[Task to complete]:
From the records below, copy every line that contains the word "constant".

[Data entries]:
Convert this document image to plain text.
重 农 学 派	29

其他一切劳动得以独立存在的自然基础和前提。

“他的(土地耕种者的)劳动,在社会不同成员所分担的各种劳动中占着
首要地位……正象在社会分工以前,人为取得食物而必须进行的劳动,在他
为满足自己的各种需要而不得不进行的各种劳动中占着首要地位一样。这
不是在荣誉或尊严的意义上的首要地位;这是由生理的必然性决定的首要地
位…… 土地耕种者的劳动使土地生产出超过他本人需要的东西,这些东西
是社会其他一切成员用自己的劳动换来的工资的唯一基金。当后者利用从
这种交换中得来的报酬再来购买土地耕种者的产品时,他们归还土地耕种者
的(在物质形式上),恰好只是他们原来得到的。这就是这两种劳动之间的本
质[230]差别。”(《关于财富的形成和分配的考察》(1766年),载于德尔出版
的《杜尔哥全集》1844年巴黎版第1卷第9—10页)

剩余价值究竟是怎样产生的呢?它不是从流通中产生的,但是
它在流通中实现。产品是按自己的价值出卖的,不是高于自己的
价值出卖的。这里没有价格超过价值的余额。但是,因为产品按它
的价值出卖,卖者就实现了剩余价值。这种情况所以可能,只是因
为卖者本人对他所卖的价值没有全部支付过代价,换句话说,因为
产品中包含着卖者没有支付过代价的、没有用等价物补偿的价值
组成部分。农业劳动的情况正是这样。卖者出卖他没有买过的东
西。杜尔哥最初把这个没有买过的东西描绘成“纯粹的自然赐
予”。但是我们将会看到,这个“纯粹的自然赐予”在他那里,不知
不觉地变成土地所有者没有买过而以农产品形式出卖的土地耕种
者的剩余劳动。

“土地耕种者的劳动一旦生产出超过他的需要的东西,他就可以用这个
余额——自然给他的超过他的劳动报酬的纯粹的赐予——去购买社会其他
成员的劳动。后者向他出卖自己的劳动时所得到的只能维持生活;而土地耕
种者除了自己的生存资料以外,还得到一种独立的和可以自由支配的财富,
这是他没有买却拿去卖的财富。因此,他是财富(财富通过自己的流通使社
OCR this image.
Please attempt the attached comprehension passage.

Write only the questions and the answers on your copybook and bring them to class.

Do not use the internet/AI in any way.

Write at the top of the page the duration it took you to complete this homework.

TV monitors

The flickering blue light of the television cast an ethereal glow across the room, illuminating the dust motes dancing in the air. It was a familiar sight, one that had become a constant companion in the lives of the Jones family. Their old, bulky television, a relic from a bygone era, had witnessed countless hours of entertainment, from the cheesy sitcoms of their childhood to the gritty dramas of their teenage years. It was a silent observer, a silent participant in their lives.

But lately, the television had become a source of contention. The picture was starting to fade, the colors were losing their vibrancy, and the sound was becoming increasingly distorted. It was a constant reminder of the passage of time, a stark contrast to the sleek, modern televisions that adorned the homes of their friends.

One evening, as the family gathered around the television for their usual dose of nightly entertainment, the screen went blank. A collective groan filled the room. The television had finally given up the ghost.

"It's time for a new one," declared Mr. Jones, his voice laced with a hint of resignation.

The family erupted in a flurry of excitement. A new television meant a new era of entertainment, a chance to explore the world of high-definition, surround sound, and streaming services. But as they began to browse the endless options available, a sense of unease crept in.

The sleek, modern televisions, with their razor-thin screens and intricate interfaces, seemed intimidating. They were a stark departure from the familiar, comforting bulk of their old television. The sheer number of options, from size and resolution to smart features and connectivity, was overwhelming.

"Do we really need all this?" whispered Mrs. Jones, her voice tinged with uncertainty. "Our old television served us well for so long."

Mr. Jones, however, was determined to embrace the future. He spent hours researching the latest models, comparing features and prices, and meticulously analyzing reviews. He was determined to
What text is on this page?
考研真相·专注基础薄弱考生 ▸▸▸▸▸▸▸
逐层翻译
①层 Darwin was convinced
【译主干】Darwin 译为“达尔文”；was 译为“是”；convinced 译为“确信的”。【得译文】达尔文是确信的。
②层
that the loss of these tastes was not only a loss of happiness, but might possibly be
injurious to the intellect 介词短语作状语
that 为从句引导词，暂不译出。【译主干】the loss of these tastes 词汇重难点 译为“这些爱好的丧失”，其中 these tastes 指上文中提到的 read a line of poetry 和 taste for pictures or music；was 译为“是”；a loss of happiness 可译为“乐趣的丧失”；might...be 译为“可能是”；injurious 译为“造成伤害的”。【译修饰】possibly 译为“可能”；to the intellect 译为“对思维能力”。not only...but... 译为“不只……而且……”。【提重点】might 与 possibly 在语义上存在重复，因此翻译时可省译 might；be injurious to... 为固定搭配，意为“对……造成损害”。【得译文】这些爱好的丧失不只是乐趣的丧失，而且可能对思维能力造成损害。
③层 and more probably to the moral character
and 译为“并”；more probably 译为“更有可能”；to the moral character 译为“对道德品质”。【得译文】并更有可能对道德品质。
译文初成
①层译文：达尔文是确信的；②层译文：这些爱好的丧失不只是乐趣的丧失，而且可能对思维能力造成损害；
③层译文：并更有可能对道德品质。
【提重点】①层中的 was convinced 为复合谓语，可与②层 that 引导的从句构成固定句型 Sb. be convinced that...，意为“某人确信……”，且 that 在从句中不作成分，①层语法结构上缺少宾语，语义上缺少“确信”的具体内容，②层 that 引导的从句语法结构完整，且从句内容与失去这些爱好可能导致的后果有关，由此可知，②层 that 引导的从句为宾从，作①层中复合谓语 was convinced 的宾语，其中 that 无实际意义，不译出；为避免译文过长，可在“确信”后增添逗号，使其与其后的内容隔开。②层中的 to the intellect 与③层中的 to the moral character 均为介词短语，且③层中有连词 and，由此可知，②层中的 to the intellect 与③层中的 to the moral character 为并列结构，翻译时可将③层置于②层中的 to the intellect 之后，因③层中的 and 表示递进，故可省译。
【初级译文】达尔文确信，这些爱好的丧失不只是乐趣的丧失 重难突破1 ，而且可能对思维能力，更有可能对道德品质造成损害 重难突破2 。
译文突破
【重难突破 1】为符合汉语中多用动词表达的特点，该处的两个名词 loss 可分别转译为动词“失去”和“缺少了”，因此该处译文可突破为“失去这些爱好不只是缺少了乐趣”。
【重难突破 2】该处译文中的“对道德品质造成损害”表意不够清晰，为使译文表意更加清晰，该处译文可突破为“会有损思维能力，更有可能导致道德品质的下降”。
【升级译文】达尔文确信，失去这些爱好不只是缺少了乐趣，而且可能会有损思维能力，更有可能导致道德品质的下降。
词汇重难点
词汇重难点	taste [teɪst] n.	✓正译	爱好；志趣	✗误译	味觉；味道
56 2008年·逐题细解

[Exercise output]:
The flickering blue light of the television cast an ethereal glow across the room, illuminating the dust motes dancing in the air. It was a familiar sight, one that had become a constant companion in the lives of the Jones family. Their old, bulky television, a relic from a bygone era, had witnessed countless hours of entertainment, from the cheesy sitcoms of their childhood to the gritty dramas of their teenage years. It was a silent observer, a silent participant in their lives.
But lately, the television had become a source of contention. The picture was starting to fade, the colors were losing their vibrancy, and the sound was becoming increasingly distorted. It was a constant reminder of the passage of time, a stark contrast to the sleek, modern televisions that adorned the homes of their friends.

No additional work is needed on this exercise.